* _What the task requires_: Identify and reproduce every line holding the string "that".

* _Data section_:
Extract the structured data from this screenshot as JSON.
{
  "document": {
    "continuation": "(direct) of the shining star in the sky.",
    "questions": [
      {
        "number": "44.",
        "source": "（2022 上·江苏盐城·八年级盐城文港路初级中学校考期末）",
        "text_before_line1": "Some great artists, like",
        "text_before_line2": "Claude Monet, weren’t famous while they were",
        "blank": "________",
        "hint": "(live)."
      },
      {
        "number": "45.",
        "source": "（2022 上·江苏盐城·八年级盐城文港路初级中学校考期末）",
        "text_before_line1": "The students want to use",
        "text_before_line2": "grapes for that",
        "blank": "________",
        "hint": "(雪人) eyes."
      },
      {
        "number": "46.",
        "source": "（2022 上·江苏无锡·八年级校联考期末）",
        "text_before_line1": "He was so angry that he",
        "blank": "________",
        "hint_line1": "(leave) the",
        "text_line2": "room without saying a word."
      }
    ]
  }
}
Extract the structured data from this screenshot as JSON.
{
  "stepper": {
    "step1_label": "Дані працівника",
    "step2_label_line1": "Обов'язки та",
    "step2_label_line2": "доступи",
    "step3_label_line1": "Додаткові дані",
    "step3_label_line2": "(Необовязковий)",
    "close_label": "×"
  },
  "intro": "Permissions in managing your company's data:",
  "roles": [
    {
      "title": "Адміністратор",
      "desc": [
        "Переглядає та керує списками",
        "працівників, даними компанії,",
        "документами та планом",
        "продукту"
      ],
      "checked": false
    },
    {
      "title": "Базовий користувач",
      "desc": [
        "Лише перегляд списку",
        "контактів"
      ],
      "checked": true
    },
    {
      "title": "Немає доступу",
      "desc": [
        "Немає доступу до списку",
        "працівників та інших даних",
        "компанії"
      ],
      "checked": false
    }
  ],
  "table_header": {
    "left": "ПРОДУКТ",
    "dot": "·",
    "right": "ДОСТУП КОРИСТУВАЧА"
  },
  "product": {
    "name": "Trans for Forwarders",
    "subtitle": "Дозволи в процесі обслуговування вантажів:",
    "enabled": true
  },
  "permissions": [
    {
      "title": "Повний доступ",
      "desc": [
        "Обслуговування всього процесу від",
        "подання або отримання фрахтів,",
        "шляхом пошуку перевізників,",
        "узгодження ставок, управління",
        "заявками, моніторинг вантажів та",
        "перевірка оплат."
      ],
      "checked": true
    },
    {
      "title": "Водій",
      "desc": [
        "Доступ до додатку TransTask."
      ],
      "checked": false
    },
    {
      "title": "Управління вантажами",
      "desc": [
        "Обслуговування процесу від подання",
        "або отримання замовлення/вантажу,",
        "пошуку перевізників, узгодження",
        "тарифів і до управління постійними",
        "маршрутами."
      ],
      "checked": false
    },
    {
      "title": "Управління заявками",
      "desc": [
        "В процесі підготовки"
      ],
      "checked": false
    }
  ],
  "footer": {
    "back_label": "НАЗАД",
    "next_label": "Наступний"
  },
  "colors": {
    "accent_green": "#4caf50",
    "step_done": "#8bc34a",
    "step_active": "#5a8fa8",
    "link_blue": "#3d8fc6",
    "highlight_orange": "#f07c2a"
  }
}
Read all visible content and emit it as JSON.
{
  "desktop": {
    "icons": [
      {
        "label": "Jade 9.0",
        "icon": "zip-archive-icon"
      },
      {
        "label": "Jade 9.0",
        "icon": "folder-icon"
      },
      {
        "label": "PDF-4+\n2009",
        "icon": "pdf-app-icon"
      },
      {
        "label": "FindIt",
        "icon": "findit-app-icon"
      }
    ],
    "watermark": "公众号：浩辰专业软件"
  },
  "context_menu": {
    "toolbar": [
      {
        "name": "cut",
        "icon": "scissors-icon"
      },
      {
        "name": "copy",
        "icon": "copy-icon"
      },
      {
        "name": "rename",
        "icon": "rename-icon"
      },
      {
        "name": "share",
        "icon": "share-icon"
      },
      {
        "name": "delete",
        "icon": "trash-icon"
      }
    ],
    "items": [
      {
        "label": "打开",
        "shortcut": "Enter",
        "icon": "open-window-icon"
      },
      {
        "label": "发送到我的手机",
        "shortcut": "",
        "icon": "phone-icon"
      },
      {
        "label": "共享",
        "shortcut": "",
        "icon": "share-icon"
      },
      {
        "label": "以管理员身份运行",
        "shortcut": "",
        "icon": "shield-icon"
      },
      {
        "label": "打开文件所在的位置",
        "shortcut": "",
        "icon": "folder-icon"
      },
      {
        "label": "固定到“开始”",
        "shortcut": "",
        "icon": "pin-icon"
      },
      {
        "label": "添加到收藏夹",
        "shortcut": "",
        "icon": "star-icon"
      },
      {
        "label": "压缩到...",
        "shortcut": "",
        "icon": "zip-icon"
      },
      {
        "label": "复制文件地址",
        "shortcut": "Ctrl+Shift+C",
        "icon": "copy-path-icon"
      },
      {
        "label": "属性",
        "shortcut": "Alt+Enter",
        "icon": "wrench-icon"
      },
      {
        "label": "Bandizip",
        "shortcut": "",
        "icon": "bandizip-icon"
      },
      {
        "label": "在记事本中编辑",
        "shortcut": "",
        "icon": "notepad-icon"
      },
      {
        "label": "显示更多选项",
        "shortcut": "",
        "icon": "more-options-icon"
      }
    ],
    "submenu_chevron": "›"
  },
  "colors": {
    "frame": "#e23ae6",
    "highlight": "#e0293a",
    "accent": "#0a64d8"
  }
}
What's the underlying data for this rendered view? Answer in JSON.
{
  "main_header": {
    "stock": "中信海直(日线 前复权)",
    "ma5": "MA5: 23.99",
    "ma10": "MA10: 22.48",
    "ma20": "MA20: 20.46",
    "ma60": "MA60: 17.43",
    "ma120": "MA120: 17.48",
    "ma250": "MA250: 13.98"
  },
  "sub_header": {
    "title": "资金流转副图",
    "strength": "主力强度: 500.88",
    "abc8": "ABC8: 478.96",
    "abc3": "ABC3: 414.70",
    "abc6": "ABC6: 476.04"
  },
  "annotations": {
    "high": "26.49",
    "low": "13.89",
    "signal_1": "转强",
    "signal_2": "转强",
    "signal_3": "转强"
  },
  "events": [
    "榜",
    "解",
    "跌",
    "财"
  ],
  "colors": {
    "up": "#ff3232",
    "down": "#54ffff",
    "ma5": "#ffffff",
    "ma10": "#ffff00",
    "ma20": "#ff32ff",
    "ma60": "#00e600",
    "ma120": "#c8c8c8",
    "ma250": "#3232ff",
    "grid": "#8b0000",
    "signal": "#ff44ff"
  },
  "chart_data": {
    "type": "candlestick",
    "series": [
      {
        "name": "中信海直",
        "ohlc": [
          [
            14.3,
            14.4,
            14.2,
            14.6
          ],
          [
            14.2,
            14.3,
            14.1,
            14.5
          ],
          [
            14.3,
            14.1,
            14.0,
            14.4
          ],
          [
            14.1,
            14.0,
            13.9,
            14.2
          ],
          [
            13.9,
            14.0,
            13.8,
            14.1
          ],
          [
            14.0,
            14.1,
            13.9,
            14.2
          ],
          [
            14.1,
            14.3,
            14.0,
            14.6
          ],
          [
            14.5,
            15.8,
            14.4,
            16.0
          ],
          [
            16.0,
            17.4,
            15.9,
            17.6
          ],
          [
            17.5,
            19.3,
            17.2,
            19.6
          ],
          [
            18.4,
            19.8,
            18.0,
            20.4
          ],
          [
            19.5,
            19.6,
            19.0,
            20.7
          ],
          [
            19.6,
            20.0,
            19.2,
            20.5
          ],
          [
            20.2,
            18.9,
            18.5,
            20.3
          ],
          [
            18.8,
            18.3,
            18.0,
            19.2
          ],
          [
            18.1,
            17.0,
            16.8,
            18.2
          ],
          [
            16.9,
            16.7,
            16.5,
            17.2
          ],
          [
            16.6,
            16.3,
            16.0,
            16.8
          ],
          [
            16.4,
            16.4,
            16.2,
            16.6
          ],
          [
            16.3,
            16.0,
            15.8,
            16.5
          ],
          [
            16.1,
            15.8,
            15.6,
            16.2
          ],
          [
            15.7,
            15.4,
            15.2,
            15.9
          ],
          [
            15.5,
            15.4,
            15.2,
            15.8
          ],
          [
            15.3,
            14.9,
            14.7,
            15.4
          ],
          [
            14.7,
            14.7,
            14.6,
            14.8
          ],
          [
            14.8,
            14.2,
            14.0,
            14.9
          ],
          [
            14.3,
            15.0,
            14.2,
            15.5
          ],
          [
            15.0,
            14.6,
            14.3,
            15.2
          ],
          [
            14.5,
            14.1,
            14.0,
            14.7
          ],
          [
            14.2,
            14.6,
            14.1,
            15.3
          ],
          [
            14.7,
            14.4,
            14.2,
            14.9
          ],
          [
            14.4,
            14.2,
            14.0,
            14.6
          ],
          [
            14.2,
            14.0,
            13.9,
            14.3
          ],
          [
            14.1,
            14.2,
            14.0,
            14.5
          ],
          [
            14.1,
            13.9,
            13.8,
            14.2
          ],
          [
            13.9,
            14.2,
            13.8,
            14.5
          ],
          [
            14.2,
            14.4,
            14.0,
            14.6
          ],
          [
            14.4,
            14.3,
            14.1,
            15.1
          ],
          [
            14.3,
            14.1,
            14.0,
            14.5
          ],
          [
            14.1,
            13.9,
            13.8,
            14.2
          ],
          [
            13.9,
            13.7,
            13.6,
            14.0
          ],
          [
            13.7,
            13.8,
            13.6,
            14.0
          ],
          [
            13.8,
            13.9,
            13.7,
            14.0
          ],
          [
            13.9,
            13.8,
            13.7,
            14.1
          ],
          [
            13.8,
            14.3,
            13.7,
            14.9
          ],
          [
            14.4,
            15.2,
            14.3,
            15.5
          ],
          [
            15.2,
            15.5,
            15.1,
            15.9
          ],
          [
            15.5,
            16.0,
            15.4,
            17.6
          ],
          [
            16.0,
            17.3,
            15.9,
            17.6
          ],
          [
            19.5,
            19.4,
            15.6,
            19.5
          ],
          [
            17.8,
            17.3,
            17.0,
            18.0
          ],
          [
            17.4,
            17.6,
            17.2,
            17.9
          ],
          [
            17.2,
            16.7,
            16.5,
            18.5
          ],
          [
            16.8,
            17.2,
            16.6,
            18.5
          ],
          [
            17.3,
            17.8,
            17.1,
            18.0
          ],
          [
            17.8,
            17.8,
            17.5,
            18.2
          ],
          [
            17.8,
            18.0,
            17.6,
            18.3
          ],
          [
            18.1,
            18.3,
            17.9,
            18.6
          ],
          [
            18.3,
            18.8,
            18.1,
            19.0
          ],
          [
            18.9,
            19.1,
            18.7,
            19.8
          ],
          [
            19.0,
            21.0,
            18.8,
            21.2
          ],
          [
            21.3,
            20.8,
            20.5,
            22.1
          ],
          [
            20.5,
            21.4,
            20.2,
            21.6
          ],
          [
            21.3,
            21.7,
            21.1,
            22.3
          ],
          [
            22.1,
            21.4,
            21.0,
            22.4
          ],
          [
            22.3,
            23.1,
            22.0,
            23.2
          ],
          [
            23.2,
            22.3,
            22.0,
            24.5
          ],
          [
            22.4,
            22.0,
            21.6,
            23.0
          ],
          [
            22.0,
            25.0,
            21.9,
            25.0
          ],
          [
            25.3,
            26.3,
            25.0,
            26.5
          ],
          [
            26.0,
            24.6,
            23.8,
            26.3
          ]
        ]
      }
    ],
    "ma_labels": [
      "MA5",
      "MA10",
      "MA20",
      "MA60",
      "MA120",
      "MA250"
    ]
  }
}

* _Task output_:
        "text_before_line2": "grapes for that",
        "text_before_line1": "He was so angry that he",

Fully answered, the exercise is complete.